» Selected extract:
---

But seriously, I think that character traits don't really mean anything as far as the game goes.

Characters gain almost all of their traits during childhood or during feasts, fairs, and hunts. Aside from these periods, there is little else to do that impacts your character. Sometimes your character gets events with only one option that makes them lose a trait, but I think this is a heavy-handed way of shaping characters. Why can't I decide to make my king combat his laziness in the event where he loses the diligent trait? Why doesn't the game give me a choice when he becomes a craven loser or a brave leader in the midst of battle? Why can't I say to not go on a diet when my king loses the gluttonous trait? If my diligent, brave, patient, and kind son becomes lazy, craven, and wroth; he should do it because something serious happened to him, and not because he simply held four hunts in two years.

I remember I got an event that had me choose between hedonism and celibacy. I chose the celibacy route and it gave me a number of follow up events where I had two choices. While I was admiring this event, I thought to myself why more traits could not follow a similar vein. If my king is diligent but feeling lazy, I should be able to tell him to push through at the cost of some health, money, vassal opinion, or whatever and have a chance to keep the trait. If he is arbitrary, he should be able to stay arbitrary even if someone tells him to stop.

I think that traits tack on too early and too frequently. I know that this post is a bit wanting. My idea sounded a lot better than I can write down, but I think that things should be more dynamic. Anyone agree? Thoughts? I know that Paradox already included an enormous amount of events in the game, and I don't mean to come across as whiny or greedy. I mostly find myself sitting as the time passes waiting for something to happen to my character, and because he has gained almost all of the traits he is going to get already, not much happens.
 
Based on the title of the Post. I think traits are too arbitray in this sense....

Since I can only educate 2 children at a time I am forced to allow others to educate. (Which I like.)
But even though I always give kids to my best vassals/coutiers, those children end up with very random traits.
I hate this because in theory the children should be similar to the educator. But they are not.

---

» Supplied records:
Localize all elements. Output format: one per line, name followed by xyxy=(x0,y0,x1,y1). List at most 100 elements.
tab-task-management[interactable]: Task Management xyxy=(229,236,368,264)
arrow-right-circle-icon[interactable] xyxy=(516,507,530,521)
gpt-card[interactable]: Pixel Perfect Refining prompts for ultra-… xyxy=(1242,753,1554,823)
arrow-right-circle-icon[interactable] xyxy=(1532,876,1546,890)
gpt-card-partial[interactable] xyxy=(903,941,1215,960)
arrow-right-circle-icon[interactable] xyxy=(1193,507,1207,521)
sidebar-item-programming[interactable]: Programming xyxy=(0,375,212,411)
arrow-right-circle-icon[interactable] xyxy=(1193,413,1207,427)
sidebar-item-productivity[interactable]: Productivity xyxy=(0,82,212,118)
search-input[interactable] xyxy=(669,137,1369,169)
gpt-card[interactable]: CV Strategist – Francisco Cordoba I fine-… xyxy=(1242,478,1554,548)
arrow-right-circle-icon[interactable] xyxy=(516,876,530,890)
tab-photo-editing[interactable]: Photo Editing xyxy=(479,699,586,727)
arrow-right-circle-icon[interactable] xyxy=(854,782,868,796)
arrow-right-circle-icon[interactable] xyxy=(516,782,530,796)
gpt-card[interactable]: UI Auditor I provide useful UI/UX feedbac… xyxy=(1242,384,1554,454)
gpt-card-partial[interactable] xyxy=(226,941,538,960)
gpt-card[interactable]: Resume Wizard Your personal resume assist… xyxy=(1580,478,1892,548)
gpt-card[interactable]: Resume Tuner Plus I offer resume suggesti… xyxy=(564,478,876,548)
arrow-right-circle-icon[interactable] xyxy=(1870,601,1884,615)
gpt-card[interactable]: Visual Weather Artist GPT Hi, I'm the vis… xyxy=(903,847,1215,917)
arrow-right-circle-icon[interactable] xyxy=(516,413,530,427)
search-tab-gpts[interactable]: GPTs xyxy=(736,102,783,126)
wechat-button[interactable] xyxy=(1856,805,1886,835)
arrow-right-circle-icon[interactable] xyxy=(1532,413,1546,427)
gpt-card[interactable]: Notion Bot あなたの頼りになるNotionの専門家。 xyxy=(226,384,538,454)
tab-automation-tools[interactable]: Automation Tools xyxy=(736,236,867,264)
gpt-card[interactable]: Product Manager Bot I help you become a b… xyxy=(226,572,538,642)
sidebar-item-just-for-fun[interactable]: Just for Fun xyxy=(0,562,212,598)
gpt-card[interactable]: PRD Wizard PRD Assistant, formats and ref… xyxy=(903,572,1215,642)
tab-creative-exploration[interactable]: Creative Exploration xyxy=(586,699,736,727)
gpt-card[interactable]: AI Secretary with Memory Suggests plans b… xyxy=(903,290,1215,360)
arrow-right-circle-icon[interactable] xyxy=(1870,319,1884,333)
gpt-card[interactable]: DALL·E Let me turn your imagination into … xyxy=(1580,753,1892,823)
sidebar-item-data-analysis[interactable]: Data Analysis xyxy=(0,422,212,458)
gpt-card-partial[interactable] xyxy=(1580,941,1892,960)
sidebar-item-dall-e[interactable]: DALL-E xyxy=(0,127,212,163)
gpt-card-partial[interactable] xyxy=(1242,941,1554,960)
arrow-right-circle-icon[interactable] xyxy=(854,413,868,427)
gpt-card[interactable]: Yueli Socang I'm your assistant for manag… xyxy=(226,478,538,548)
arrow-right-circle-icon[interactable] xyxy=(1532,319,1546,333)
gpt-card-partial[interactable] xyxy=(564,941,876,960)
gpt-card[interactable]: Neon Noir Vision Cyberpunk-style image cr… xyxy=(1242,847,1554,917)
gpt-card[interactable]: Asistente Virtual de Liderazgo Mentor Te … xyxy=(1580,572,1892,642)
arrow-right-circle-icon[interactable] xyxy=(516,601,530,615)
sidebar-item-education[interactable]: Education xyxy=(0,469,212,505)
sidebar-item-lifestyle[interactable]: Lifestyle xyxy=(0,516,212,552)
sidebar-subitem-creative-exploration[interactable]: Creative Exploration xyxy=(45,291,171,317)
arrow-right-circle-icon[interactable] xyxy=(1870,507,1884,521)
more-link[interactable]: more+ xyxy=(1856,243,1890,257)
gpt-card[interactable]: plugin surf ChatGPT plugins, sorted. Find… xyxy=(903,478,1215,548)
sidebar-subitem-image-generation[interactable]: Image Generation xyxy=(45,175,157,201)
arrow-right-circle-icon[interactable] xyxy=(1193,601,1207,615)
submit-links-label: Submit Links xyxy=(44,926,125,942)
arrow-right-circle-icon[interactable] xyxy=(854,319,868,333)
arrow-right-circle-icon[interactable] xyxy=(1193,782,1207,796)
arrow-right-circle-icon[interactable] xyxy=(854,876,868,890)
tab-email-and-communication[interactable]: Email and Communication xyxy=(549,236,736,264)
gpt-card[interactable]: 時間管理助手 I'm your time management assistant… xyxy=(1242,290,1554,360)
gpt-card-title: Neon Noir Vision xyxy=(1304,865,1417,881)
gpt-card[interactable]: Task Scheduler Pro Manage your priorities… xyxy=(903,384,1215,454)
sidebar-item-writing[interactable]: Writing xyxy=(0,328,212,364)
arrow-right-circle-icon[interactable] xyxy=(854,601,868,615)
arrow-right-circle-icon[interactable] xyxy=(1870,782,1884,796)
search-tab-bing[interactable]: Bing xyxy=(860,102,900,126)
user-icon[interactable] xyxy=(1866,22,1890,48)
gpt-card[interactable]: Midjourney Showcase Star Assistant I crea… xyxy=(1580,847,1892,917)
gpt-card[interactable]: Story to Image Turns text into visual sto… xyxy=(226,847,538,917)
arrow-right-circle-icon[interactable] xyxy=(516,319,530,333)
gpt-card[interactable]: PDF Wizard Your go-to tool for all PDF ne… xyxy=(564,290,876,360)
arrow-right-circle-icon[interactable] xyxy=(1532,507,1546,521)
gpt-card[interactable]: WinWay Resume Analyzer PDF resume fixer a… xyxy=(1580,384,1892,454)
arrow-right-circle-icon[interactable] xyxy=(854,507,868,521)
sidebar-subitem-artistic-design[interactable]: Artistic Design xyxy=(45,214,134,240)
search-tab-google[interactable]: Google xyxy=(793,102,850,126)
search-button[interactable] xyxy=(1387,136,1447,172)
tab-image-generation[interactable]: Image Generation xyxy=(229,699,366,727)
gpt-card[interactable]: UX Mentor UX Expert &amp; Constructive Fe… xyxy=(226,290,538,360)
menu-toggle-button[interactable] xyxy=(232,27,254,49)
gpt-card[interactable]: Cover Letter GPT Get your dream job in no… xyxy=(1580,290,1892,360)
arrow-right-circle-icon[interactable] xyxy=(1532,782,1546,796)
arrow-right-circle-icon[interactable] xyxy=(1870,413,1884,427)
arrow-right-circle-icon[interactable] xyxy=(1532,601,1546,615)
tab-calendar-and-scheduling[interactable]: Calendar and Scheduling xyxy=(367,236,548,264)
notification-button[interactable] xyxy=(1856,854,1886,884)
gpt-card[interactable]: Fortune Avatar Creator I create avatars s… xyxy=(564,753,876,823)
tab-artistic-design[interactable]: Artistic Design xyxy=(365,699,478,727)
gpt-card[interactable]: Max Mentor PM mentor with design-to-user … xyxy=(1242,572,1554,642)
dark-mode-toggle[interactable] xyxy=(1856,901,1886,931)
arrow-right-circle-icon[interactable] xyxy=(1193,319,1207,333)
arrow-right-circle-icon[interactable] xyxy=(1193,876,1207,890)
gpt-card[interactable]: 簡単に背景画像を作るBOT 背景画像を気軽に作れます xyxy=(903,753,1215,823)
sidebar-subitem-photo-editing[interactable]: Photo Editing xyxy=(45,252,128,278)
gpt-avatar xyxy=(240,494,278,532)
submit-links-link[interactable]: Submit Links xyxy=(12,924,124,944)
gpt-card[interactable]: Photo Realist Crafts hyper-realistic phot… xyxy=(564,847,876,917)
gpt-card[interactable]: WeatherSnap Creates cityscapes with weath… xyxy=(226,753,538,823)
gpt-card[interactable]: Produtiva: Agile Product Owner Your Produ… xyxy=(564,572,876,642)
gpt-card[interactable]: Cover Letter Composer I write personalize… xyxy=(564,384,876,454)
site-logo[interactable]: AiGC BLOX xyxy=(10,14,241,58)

---

» What you have to do:
Return the entire text on character traits in the game word for word.

» Task result:
But seriously, I think that character traits don't really mean anything as far as the game goes.

Characters gain almost all of their traits during childhood or during feasts, fairs, and hunts. Aside from these periods, there is little else to do that impacts your character. Sometimes your character gets events with only one option that makes them lose a trait, but I think this is a heavy-handed way of shaping characters. Why can't I decide to make my king combat his laziness in the event where he loses the diligent trait? Why doesn't the game give me a choice when he becomes a craven loser or a brave leader in the midst of battle? Why can't I say to not go on a diet when my king loses the gluttonous trait? If my diligent, brave, patient, and kind son becomes lazy, craven, and wroth; he should do it because something serious happened to him, and not because he simply held four hunts in two years.

I remember I got an event that had me choose between hedonism and celibacy. I chose the celibacy route and it gave me a number of follow up events where I had two choices. While I was admiring this event, I thought to myself why more traits could not follow a similar vein. If my king is diligent but feeling lazy, I should be able to tell him to push through at the cost of some health, money, vassal opinion, or whatever and have a chance to keep the trait. If he is arbitrary, he should be able to stay arbitrary even if someone tells him to stop.

I think that traits tack on too early and too frequently. I know that this post is a bit wanting. My idea sounded a lot better than I can write down, but I think that things should be more dynamic. Anyone agree? Thoughts? I know that Paradox already included an enormous amount of events in the game, and I don't mean to come across as whiny or greedy. I mostly find myself sitting as the time passes waiting for something to happen to my character, and because he has gained almost all of the traits he is going to get already, not much happens.
 
Based on the title of the Post. I think traits are too arbitray in this sense....

Since I can only educate 2 children at a time I am forced to allow others to educate. (Which I like.)
But even though I always give kids to my best vassals/coutiers, those children end up with very random traits.
I hate this because in theory the children should be similar to the educator. But they are not.